# start of MATERIAL SUPPLIED
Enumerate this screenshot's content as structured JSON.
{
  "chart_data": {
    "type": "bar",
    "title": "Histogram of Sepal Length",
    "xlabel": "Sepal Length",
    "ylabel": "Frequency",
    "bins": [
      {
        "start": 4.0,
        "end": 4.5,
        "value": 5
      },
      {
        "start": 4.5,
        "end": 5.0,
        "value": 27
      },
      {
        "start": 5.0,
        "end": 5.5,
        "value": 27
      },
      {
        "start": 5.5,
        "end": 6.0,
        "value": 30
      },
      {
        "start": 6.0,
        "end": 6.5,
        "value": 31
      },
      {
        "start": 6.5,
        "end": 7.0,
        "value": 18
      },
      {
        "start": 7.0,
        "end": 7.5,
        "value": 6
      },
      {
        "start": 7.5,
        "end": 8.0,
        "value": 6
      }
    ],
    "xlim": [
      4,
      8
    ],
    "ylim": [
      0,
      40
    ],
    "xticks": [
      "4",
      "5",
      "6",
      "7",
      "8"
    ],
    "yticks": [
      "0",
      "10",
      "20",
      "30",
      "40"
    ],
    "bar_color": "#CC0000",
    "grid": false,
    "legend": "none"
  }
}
# end of MATERIAL SUPPLIED
* _YOUR INSTRUCTIONS_: Identify and extract each line of the listing that contains "Length".

* _WRITTEN ANSWER_:
    "title": "Histogram of Sepal Length",
    "xlabel": "Sepal Length",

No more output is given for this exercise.